# Your instructions
Output the entries below exactly as written, omitting pictures.

* Begin Information given *

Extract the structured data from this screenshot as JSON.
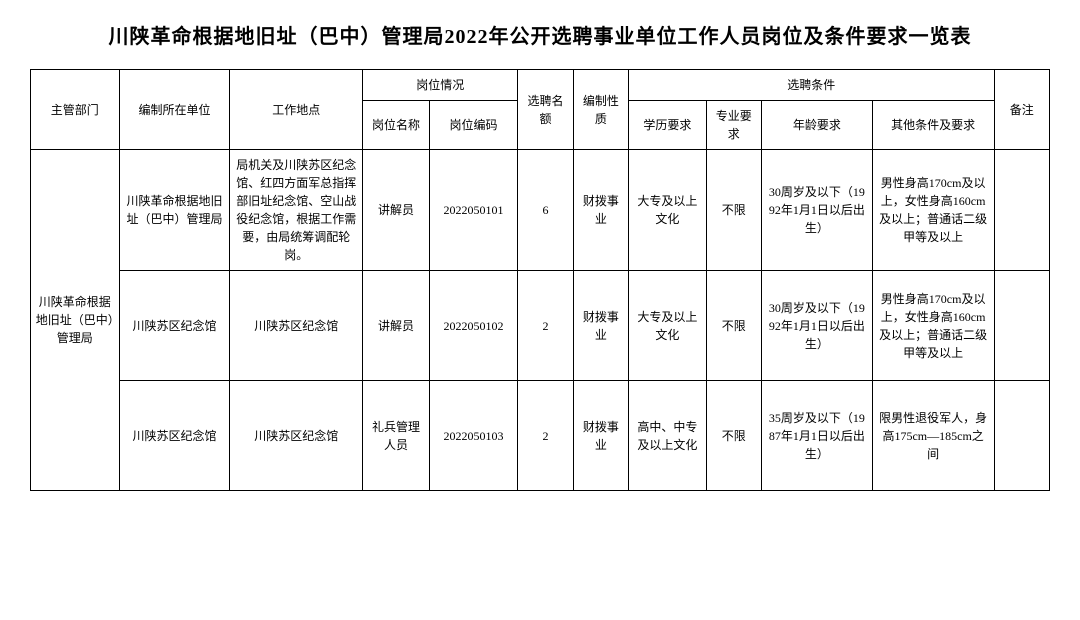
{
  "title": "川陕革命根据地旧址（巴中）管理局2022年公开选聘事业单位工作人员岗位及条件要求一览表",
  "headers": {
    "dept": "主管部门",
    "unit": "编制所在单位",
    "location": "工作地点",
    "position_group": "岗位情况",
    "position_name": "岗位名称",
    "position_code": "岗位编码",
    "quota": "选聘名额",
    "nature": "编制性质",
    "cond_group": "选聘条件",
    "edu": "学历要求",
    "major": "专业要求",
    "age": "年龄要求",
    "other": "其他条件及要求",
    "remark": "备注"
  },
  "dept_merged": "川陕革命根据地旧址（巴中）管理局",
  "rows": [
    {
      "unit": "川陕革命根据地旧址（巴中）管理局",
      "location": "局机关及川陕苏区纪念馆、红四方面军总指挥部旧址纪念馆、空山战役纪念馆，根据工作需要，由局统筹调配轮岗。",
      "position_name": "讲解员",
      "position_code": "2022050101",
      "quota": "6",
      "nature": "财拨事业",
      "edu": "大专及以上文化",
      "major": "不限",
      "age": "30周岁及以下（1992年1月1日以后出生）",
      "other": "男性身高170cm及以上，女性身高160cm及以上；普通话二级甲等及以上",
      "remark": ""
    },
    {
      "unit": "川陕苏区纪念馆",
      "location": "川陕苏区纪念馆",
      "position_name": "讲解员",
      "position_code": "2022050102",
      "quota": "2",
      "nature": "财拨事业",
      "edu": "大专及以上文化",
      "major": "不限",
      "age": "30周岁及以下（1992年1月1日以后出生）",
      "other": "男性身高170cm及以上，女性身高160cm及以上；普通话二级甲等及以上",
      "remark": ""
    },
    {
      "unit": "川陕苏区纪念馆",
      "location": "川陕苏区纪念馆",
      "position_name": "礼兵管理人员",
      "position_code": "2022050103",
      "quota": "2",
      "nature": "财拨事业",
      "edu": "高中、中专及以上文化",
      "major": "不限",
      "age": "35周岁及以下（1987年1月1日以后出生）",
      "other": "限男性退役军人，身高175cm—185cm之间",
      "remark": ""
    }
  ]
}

* End Information given *

# Response
Extract the structured data from this screenshot as JSON.
{
  "title": "川陕革命根据地旧址（巴中）管理局2022年公开选聘事业单位工作人员岗位及条件要求一览表",
  "headers": {
    "dept": "主管部门",
    "unit": "编制所在单位",
    "location": "工作地点",
    "position_group": "岗位情况",
    "position_name": "岗位名称",
    "position_code": "岗位编码",
    "quota": "选聘名额",
    "nature": "编制性质",
    "cond_group": "选聘条件",
    "edu": "学历要求",
    "major": "专业要求",
    "age": "年龄要求",
    "other": "其他条件及要求",
    "remark": "备注"
  },
  "dept_merged": "川陕革命根据地旧址（巴中）管理局",
  "rows": [
    {
      "unit": "川陕革命根据地旧址（巴中）管理局",
      "location": "局机关及川陕苏区纪念馆、红四方面军总指挥部旧址纪念馆、空山战役纪念馆，根据工作需要，由局统筹调配轮岗。",
      "position_name": "讲解员",
      "position_code": "2022050101",
      "quota": "6",
      "nature": "财拨事业",
      "edu": "大专及以上文化",
      "major": "不限",
      "age": "30周岁及以下（1992年1月1日以后出生）",
      "other": "男性身高170cm及以上，女性身高160cm及以上；普通话二级甲等及以上",
      "remark": ""
    },
    {
      "unit": "川陕苏区纪念馆",
      "location": "川陕苏区纪念馆",
      "position_name": "讲解员",
      "position_code": "2022050102",
      "quota": "2",
      "nature": "财拨事业",
      "edu": "大专及以上文化",
      "major": "不限",
      "age": "30周岁及以下（1992年1月1日以后出生）",
      "other": "男性身高170cm及以上，女性身高160cm及以上；普通话二级甲等及以上",
      "remark": ""
    },
    {
      "unit": "川陕苏区纪念馆",
      "location": "川陕苏区纪念馆",
      "position_name": "礼兵管理人员",
      "position_code": "2022050103",
      "quota": "2",
      "nature": "财拨事业",
      "edu": "高中、中专及以上文化",
      "major": "不限",
      "age": "35周岁及以下（1987年1月1日以后出生）",
      "other": "限男性退役军人，身高175cm—185cm之间",
      "remark": ""
    }
  ]
}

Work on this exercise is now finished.